**WORK REQUEST**. Nothing but an exact copy of the data should be given.

**RECORDS TO USE**.
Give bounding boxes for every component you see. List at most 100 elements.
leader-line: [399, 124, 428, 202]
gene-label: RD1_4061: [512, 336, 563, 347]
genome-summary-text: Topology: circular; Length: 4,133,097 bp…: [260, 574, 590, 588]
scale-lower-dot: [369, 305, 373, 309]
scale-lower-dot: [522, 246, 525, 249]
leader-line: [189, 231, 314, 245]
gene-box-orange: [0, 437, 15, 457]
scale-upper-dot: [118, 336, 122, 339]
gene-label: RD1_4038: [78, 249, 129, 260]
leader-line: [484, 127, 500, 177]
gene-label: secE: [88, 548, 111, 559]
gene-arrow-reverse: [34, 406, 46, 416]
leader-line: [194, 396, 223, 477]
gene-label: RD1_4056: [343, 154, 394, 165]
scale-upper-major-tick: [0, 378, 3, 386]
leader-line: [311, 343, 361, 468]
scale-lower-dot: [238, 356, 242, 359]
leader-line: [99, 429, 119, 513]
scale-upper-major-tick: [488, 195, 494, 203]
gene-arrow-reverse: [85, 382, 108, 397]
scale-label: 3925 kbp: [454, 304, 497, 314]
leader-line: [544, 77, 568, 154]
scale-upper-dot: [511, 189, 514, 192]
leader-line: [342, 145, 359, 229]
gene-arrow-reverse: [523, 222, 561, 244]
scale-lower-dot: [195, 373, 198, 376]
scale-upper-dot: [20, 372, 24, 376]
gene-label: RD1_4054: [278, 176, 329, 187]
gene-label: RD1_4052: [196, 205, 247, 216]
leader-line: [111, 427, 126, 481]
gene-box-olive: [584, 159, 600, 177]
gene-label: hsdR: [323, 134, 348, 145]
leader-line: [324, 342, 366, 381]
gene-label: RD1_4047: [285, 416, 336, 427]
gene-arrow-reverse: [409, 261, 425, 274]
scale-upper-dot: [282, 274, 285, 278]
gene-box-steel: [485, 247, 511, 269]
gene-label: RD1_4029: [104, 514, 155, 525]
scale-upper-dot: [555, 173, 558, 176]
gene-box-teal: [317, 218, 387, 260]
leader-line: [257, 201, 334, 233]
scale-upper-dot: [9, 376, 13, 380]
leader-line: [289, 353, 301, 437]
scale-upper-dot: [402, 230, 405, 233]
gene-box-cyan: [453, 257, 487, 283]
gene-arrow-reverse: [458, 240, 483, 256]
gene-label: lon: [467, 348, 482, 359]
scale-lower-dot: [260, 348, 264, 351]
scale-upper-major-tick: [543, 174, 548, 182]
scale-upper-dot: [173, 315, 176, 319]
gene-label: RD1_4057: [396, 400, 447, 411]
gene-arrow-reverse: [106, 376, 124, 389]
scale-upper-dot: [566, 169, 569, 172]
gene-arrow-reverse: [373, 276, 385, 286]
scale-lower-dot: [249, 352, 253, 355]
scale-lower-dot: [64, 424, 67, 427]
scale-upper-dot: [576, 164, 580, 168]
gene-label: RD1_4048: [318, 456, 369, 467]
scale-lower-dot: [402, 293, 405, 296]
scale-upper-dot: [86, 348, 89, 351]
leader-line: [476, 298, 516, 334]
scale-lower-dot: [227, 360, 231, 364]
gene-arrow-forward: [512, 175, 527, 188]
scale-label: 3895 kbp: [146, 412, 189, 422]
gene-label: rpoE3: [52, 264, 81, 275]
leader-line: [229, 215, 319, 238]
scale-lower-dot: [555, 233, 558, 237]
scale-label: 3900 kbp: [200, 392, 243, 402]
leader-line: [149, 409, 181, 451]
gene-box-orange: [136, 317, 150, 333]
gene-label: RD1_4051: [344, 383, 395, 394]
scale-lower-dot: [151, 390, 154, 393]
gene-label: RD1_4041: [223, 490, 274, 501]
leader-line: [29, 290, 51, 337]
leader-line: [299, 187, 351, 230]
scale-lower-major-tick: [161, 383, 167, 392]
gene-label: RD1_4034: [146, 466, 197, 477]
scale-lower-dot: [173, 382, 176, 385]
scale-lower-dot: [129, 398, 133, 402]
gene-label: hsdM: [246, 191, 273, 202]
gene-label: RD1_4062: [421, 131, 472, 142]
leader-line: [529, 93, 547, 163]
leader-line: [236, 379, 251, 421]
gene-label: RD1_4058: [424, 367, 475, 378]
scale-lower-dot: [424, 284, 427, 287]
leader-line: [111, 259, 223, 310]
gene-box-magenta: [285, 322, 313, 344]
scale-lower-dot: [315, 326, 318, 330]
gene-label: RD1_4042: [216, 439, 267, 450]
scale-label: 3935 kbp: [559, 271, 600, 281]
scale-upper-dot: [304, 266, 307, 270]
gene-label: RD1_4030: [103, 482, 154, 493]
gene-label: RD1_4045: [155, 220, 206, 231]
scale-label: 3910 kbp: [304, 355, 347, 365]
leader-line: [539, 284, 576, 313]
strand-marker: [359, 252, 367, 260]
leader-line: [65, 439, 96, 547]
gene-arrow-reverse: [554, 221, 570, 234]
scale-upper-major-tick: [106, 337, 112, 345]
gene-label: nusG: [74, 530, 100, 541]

**TASK OUTPUT**.
Give bounding boxes for every component you see. List at most 100 elements.
leader-line: [399, 124, 428, 202]
gene-label: RD1_4061: [512, 336, 563, 347]
genome-summary-text: Topology: circular; Length: 4,133,097 bp…: [260, 574, 590, 588]
scale-lower-dot: [369, 305, 373, 309]
scale-lower-dot: [522, 246, 525, 249]
leader-line: [189, 231, 314, 245]
gene-box-orange: [0, 437, 15, 457]
scale-upper-dot: [118, 336, 122, 339]
gene-label: RD1_4038: [78, 249, 129, 260]
leader-line: [484, 127, 500, 177]
gene-label: secE: [88, 548, 111, 559]
gene-arrow-reverse: [34, 406, 46, 416]
leader-line: [194, 396, 223, 477]
gene-label: RD1_4056: [343, 154, 394, 165]
scale-upper-major-tick: [0, 378, 3, 386]
leader-line: [311, 343, 361, 468]
scale-lower-dot: [238, 356, 242, 359]
leader-line: [99, 429, 119, 513]
scale-upper-major-tick: [488, 195, 494, 203]
gene-arrow-reverse: [85, 382, 108, 397]
scale-label: 3925 kbp: [454, 304, 497, 314]
leader-line: [544, 77, 568, 154]
scale-upper-dot: [511, 189, 514, 192]
leader-line: [342, 145, 359, 229]
gene-arrow-reverse: [523, 222, 561, 244]
scale-lower-dot: [195, 373, 198, 376]
scale-upper-dot: [20, 372, 24, 376]
gene-label: RD1_4054: [278, 176, 329, 187]
gene-label: RD1_4052: [196, 205, 247, 216]
leader-line: [111, 427, 126, 481]
gene-box-olive: [584, 159, 600, 177]
gene-label: hsdR: [323, 134, 348, 145]
leader-line: [324, 342, 366, 381]
gene-label: RD1_4047: [285, 416, 336, 427]
gene-arrow-reverse: [409, 261, 425, 274]
scale-upper-dot: [282, 274, 285, 278]
gene-box-steel: [485, 247, 511, 269]
gene-label: RD1_4029: [104, 514, 155, 525]
scale-upper-dot: [555, 173, 558, 176]
gene-box-teal: [317, 218, 387, 260]
leader-line: [257, 201, 334, 233]
scale-upper-dot: [9, 376, 13, 380]
leader-line: [289, 353, 301, 437]
scale-upper-dot: [402, 230, 405, 233]
gene-box-cyan: [453, 257, 487, 283]
gene-arrow-reverse: [458, 240, 483, 256]
gene-label: lon: [467, 348, 482, 359]
scale-lower-dot: [260, 348, 264, 351]
scale-upper-major-tick: [543, 174, 548, 182]
scale-upper-dot: [173, 315, 176, 319]
gene-label: RD1_4057: [396, 400, 447, 411]
gene-arrow-reverse: [106, 376, 124, 389]
scale-upper-dot: [566, 169, 569, 172]
gene-arrow-reverse: [373, 276, 385, 286]
scale-lower-dot: [249, 352, 253, 355]
scale-lower-dot: [64, 424, 67, 427]
scale-upper-dot: [576, 164, 580, 168]
gene-label: RD1_4048: [318, 456, 369, 467]
scale-lower-dot: [402, 293, 405, 296]
scale-upper-dot: [86, 348, 89, 351]
leader-line: [476, 298, 516, 334]
scale-lower-dot: [227, 360, 231, 364]
gene-arrow-forward: [512, 175, 527, 188]
scale-label: 3895 kbp: [146, 412, 189, 422]
gene-label: rpoE3: [52, 264, 81, 275]
leader-line: [229, 215, 319, 238]
scale-lower-dot: [555, 233, 558, 237]
scale-label: 3900 kbp: [200, 392, 243, 402]
leader-line: [149, 409, 181, 451]
gene-box-orange: [136, 317, 150, 333]
gene-label: RD1_4051: [344, 383, 395, 394]
scale-lower-dot: [151, 390, 154, 393]
gene-label: RD1_4041: [223, 490, 274, 501]
leader-line: [29, 290, 51, 337]
leader-line: [299, 187, 351, 230]
scale-lower-major-tick: [161, 383, 167, 392]
gene-label: RD1_4034: [146, 466, 197, 477]
scale-lower-dot: [173, 382, 176, 385]
scale-lower-dot: [129, 398, 133, 402]
gene-label: hsdM: [246, 191, 273, 202]
gene-label: RD1_4062: [421, 131, 472, 142]
leader-line: [529, 93, 547, 163]
leader-line: [236, 379, 251, 421]
gene-label: RD1_4058: [424, 367, 475, 378]
scale-lower-dot: [424, 284, 427, 287]
leader-line: [111, 259, 223, 310]
gene-box-magenta: [285, 322, 313, 344]
scale-lower-dot: [315, 326, 318, 330]
gene-label: RD1_4042: [216, 439, 267, 450]
scale-label: 3935 kbp: [559, 271, 600, 281]
scale-upper-dot: [304, 266, 307, 270]
gene-label: RD1_4030: [103, 482, 154, 493]
gene-label: RD1_4045: [155, 220, 206, 231]
scale-label: 3910 kbp: [304, 355, 347, 365]
leader-line: [539, 284, 576, 313]
strand-marker: [359, 252, 367, 260]
leader-line: [65, 439, 96, 547]
gene-arrow-reverse: [554, 221, 570, 234]
scale-upper-major-tick: [106, 337, 112, 345]
gene-label: nusG: [74, 530, 100, 541]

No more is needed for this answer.